## [Description of the task]
Can you reproduce the data beneath, keeping every line exact?

* BEGIN Material *

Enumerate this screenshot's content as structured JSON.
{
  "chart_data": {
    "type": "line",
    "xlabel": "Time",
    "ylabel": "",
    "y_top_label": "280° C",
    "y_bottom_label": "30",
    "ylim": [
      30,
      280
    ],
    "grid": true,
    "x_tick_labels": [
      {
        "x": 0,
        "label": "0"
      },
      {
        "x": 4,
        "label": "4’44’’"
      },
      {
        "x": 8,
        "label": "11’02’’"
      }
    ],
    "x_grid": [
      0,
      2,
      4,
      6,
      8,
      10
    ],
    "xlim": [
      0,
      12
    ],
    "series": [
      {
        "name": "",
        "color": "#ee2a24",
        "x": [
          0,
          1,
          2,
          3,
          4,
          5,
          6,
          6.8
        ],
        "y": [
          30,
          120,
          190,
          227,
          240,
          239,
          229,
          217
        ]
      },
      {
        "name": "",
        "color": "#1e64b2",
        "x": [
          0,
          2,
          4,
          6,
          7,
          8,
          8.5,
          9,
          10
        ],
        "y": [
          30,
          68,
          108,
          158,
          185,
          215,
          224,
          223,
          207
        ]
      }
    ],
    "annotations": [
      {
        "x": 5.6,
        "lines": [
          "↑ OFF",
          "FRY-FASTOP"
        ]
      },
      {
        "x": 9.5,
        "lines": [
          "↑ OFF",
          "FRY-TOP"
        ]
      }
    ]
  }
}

* END Material *

## [Answer]
Enumerate this screenshot's content as structured JSON.
{
  "chart_data": {
    "type": "line",
    "xlabel": "Time",
    "ylabel": "",
    "y_top_label": "280° C",
    "y_bottom_label": "30",
    "ylim": [
      30,
      280
    ],
    "grid": true,
    "x_tick_labels": [
      {
        "x": 0,
        "label": "0"
      },
      {
        "x": 4,
        "label": "4’44’’"
      },
      {
        "x": 8,
        "label": "11’02’’"
      }
    ],
    "x_grid": [
      0,
      2,
      4,
      6,
      8,
      10
    ],
    "xlim": [
      0,
      12
    ],
    "series": [
      {
        "name": "",
        "color": "#ee2a24",
        "x": [
          0,
          1,
          2,
          3,
          4,
          5,
          6,
          6.8
        ],
        "y": [
          30,
          120,
          190,
          227,
          240,
          239,
          229,
          217
        ]
      },
      {
        "name": "",
        "color": "#1e64b2",
        "x": [
          0,
          2,
          4,
          6,
          7,
          8,
          8.5,
          9,
          10
        ],
        "y": [
          30,
          68,
          108,
          158,
          185,
          215,
          224,
          223,
          207
        ]
      }
    ],
    "annotations": [
      {
        "x": 5.6,
        "lines": [
          "↑ OFF",
          "FRY-FASTOP"
        ]
      },
      {
        "x": 9.5,
        "lines": [
          "↑ OFF",
          "FRY-TOP"
        ]
      }
    ]
  }
}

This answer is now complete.